# Your goal
Report only the number of lines that hold the word "neprilagojene".

>> begin

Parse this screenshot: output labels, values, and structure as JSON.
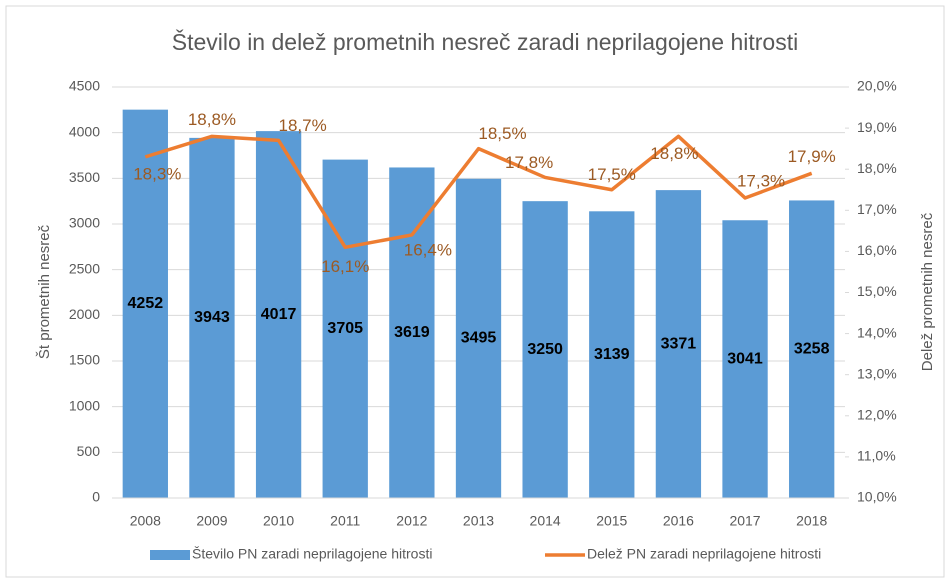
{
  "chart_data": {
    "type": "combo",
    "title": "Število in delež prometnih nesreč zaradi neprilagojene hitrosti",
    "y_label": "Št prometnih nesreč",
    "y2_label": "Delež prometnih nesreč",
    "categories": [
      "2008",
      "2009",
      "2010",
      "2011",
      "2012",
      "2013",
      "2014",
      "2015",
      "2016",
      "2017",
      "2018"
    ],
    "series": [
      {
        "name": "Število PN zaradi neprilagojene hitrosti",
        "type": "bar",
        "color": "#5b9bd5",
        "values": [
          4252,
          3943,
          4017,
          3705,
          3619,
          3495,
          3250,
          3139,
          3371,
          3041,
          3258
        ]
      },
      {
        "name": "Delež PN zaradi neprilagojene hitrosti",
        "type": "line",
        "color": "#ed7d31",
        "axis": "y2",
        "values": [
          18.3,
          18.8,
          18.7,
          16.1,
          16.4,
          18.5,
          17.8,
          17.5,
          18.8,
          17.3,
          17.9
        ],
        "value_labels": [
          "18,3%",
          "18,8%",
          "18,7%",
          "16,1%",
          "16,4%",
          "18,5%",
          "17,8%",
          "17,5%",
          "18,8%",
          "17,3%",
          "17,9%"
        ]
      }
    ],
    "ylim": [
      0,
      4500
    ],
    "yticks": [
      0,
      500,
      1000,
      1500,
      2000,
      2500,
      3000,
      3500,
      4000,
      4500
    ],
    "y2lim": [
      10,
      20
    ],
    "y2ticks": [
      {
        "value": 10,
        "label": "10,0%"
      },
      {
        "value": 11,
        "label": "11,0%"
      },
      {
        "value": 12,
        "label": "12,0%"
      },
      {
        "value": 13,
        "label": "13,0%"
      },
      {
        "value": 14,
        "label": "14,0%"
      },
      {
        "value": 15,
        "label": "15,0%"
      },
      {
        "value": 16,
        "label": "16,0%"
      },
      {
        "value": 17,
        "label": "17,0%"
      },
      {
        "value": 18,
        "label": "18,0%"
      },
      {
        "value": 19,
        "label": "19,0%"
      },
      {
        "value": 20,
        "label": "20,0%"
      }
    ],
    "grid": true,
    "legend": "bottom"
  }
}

>> end
>> begin

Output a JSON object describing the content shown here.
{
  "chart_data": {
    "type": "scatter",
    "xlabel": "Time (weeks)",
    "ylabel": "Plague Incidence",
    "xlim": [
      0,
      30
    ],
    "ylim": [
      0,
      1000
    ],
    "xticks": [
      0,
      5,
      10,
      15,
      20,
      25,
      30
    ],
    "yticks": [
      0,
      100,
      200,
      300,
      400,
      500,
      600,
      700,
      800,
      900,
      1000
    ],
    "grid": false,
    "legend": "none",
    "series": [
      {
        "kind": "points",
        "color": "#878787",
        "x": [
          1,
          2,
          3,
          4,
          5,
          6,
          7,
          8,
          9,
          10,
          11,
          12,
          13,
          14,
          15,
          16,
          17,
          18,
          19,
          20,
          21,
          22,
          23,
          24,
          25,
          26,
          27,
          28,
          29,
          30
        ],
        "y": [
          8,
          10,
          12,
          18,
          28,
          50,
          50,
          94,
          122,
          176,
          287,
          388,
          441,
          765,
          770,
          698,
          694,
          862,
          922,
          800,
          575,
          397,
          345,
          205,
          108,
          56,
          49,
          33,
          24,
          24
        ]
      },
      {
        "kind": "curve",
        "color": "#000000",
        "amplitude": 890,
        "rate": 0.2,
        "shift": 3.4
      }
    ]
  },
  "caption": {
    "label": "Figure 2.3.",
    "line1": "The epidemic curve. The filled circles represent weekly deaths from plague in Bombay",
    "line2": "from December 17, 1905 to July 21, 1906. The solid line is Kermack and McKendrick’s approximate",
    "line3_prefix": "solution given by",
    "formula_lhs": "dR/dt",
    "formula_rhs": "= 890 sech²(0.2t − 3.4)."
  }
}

>> end
>> begin

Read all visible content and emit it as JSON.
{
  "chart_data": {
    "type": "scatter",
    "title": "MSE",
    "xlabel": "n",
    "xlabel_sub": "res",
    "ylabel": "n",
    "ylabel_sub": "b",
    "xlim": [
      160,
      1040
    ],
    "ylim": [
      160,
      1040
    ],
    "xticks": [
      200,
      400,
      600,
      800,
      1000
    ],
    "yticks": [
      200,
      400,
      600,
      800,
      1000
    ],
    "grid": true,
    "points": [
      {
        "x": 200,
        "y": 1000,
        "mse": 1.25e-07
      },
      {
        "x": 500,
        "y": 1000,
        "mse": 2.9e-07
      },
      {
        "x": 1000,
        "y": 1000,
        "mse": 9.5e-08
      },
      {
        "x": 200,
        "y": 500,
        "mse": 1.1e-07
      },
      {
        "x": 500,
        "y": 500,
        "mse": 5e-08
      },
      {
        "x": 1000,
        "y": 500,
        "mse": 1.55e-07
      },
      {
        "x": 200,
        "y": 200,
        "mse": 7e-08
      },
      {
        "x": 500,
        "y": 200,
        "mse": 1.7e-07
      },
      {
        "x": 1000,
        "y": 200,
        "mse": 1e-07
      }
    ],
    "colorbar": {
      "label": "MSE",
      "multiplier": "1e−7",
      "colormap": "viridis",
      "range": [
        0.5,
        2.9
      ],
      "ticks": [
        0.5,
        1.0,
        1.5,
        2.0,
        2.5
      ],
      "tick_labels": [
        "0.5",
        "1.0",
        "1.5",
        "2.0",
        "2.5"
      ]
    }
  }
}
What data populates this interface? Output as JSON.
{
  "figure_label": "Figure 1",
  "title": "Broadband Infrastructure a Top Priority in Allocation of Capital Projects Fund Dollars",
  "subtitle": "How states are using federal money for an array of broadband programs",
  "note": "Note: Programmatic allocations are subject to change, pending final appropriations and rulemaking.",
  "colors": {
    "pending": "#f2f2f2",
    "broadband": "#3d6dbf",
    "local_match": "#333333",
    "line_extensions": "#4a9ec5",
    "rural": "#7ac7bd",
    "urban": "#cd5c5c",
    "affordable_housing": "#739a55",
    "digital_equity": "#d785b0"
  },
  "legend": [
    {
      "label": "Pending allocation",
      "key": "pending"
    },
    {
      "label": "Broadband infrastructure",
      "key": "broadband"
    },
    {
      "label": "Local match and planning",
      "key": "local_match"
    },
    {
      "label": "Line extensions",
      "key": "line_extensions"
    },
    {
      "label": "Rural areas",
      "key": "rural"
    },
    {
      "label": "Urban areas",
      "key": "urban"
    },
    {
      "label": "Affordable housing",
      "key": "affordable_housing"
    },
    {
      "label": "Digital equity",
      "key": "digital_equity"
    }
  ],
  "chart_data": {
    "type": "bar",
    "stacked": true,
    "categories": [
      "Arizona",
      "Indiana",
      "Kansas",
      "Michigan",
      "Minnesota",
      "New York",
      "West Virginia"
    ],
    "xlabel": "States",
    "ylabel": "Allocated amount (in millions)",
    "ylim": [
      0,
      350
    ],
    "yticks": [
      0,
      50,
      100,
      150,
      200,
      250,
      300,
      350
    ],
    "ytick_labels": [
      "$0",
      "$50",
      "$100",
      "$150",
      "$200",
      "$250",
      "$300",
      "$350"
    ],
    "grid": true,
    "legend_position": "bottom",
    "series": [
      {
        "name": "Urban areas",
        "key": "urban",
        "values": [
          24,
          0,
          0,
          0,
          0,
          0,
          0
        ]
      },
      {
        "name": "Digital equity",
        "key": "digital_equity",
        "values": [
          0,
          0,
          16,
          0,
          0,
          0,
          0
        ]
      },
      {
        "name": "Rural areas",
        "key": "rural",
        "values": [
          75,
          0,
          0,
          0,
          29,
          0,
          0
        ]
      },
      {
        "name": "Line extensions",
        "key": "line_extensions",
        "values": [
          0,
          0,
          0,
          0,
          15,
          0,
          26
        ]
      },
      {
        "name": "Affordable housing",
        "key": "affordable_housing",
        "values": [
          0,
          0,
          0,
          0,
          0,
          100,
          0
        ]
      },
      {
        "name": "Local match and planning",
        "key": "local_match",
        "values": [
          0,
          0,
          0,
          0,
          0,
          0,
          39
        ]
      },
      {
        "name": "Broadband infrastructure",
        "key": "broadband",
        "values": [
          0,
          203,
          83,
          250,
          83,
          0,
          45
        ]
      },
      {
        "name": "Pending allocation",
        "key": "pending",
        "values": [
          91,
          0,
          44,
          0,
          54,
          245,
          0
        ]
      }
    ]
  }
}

>> end

# Response to this task
3